_Task requirements_.
Comb the records below for the string "Menge" and copy each line where it turns up.
● ● ● ●
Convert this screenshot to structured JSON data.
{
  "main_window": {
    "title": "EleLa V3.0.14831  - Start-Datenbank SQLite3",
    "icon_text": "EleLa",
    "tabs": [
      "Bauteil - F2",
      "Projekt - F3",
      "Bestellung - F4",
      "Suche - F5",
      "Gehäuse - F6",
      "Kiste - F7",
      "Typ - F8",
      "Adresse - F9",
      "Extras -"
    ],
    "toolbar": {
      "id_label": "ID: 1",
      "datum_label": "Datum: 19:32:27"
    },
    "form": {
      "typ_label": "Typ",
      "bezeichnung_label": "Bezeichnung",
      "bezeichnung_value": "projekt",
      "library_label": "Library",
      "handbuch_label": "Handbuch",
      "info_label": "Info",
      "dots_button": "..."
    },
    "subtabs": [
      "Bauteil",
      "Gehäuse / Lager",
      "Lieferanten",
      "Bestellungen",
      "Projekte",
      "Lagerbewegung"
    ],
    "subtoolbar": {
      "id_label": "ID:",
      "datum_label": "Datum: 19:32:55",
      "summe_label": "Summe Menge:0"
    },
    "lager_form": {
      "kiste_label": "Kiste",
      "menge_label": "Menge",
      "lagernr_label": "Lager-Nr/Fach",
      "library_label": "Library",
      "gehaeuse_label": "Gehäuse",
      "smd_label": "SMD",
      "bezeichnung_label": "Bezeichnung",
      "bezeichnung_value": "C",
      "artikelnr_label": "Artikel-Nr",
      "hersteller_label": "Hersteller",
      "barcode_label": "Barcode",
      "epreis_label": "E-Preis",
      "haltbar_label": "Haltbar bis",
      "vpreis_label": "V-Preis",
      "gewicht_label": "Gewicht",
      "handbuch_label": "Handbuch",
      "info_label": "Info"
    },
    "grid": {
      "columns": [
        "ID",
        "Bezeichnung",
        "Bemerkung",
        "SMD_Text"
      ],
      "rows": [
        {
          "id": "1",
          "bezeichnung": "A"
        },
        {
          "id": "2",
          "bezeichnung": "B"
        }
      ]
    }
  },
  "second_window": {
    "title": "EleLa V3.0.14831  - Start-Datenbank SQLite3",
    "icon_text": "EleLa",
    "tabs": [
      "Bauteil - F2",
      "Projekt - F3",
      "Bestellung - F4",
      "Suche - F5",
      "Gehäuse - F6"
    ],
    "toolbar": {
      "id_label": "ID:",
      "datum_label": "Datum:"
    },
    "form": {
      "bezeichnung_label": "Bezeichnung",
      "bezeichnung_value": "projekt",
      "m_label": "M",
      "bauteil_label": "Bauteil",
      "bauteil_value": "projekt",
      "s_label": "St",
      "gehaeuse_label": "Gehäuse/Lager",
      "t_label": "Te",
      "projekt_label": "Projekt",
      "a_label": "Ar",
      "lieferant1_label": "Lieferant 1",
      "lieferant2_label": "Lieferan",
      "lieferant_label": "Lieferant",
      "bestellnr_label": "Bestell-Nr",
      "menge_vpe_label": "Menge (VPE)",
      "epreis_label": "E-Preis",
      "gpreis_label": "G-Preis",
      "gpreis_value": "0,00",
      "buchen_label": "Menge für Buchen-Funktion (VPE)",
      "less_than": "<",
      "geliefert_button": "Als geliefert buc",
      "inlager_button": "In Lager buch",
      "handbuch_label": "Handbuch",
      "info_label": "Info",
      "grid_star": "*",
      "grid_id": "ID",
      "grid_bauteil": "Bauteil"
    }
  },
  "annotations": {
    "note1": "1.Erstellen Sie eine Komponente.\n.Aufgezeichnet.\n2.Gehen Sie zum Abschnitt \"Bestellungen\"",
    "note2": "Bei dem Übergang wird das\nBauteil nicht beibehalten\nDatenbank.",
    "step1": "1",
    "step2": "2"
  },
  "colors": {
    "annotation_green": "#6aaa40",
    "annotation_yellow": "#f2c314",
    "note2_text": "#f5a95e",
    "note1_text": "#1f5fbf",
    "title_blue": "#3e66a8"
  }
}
● ● ● ●
_Answer for this exercise_.
      "summe_label": "Summe Menge:0"
      "menge_label": "Menge",
      "menge_vpe_label": "Menge (VPE)",
      "buchen_label": "Menge für Buchen-Funktion (VPE)",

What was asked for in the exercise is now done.